[Stored entries]
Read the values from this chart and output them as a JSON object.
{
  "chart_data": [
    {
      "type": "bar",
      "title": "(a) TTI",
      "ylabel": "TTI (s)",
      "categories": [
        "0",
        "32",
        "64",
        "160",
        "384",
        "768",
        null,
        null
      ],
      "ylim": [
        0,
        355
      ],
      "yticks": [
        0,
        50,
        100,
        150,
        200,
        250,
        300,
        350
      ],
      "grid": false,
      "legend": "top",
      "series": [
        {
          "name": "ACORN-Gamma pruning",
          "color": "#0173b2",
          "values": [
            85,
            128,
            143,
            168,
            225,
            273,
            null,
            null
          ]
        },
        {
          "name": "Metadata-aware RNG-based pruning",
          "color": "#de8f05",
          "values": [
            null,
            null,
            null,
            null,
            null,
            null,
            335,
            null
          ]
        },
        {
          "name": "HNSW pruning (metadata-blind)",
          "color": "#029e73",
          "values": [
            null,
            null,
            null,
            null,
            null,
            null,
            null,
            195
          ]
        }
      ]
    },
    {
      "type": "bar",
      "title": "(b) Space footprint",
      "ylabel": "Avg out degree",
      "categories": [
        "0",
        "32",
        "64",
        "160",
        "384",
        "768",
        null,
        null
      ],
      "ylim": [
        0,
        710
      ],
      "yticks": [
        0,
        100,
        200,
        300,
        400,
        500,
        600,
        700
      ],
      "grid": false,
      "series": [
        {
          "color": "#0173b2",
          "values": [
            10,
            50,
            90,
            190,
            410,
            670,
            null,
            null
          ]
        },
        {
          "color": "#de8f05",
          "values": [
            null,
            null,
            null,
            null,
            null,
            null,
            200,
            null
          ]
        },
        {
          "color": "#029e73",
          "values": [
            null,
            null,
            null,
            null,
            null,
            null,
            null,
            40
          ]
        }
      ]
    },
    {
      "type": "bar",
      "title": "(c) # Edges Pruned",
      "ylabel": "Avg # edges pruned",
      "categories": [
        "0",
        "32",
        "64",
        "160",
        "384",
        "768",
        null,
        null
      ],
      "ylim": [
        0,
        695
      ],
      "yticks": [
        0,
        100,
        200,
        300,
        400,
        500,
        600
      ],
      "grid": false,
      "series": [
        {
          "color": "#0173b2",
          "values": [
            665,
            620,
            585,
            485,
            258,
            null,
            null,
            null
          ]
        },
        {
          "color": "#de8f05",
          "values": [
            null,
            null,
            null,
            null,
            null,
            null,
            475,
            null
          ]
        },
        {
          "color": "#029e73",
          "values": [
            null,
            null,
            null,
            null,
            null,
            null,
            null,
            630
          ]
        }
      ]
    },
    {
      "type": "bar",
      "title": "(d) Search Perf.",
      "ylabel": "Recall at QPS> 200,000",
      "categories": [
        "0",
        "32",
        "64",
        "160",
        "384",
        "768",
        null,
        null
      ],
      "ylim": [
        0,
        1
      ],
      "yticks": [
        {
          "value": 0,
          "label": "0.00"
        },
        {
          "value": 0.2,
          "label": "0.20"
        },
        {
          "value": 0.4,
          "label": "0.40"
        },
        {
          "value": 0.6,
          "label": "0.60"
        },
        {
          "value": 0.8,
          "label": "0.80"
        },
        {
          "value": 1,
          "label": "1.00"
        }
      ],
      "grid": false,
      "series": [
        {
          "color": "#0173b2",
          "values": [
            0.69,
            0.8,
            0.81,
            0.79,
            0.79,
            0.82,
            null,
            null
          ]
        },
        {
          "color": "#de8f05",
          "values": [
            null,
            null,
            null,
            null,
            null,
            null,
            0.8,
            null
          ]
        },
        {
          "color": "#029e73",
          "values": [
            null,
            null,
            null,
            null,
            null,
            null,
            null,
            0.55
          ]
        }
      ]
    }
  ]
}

PROBLEM REQUIREMENTS: Output the lines above verbatim and in full.

TASK ANSWER:
Read the values from this chart and output them as a JSON object.
{
  "chart_data": [
    {
      "type": "bar",
      "title": "(a) TTI",
      "ylabel": "TTI (s)",
      "categories": [
        "0",
        "32",
        "64",
        "160",
        "384",
        "768",
        null,
        null
      ],
      "ylim": [
        0,
        355
      ],
      "yticks": [
        0,
        50,
        100,
        150,
        200,
        250,
        300,
        350
      ],
      "grid": false,
      "legend": "top",
      "series": [
        {
          "name": "ACORN-Gamma pruning",
          "color": "#0173b2",
          "values": [
            85,
            128,
            143,
            168,
            225,
            273,
            null,
            null
          ]
        },
        {
          "name": "Metadata-aware RNG-based pruning",
          "color": "#de8f05",
          "values": [
            null,
            null,
            null,
            null,
            null,
            null,
            335,
            null
          ]
        },
        {
          "name": "HNSW pruning (metadata-blind)",
          "color": "#029e73",
          "values": [
            null,
            null,
            null,
            null,
            null,
            null,
            null,
            195
          ]
        }
      ]
    },
    {
      "type": "bar",
      "title": "(b) Space footprint",
      "ylabel": "Avg out degree",
      "categories": [
        "0",
        "32",
        "64",
        "160",
        "384",
        "768",
        null,
        null
      ],
      "ylim": [
        0,
        710
      ],
      "yticks": [
        0,
        100,
        200,
        300,
        400,
        500,
        600,
        700
      ],
      "grid": false,
      "series": [
        {
          "color": "#0173b2",
          "values": [
            10,
            50,
            90,
            190,
            410,
            670,
            null,
            null
          ]
        },
        {
          "color": "#de8f05",
          "values": [
            null,
            null,
            null,
            null,
            null,
            null,
            200,
            null
          ]
        },
        {
          "color": "#029e73",
          "values": [
            null,
            null,
            null,
            null,
            null,
            null,
            null,
            40
          ]
        }
      ]
    },
    {
      "type": "bar",
      "title": "(c) # Edges Pruned",
      "ylabel": "Avg # edges pruned",
      "categories": [
        "0",
        "32",
        "64",
        "160",
        "384",
        "768",
        null,
        null
      ],
      "ylim": [
        0,
        695
      ],
      "yticks": [
        0,
        100,
        200,
        300,
        400,
        500,
        600
      ],
      "grid": false,
      "series": [
        {
          "color": "#0173b2",
          "values": [
            665,
            620,
            585,
            485,
            258,
            null,
            null,
            null
          ]
        },
        {
          "color": "#de8f05",
          "values": [
            null,
            null,
            null,
            null,
            null,
            null,
            475,
            null
          ]
        },
        {
          "color": "#029e73",
          "values": [
            null,
            null,
            null,
            null,
            null,
            null,
            null,
            630
          ]
        }
      ]
    },
    {
      "type": "bar",
      "title": "(d) Search Perf.",
      "ylabel": "Recall at QPS> 200,000",
      "categories": [
        "0",
        "32",
        "64",
        "160",
        "384",
        "768",
        null,
        null
      ],
      "ylim": [
        0,
        1
      ],
      "yticks": [
        {
          "value": 0,
          "label": "0.00"
        },
        {
          "value": 0.2,
          "label": "0.20"
        },
        {
          "value": 0.4,
          "label": "0.40"
        },
        {
          "value": 0.6,
          "label": "0.60"
        },
        {
          "value": 0.8,
          "label": "0.80"
        },
        {
          "value": 1,
          "label": "1.00"
        }
      ],
      "grid": false,
      "series": [
        {
          "color": "#0173b2",
          "values": [
            0.69,
            0.8,
            0.81,
            0.79,
            0.79,
            0.82,
            null,
            null
          ]
        },
        {
          "color": "#de8f05",
          "values": [
            null,
            null,
            null,
            null,
            null,
            null,
            0.8,
            null
          ]
        },
        {
          "color": "#029e73",
          "values": [
            null,
            null,
            null,
            null,
            null,
            null,
            null,
            0.55
          ]
        }
      ]
    }
  ]
}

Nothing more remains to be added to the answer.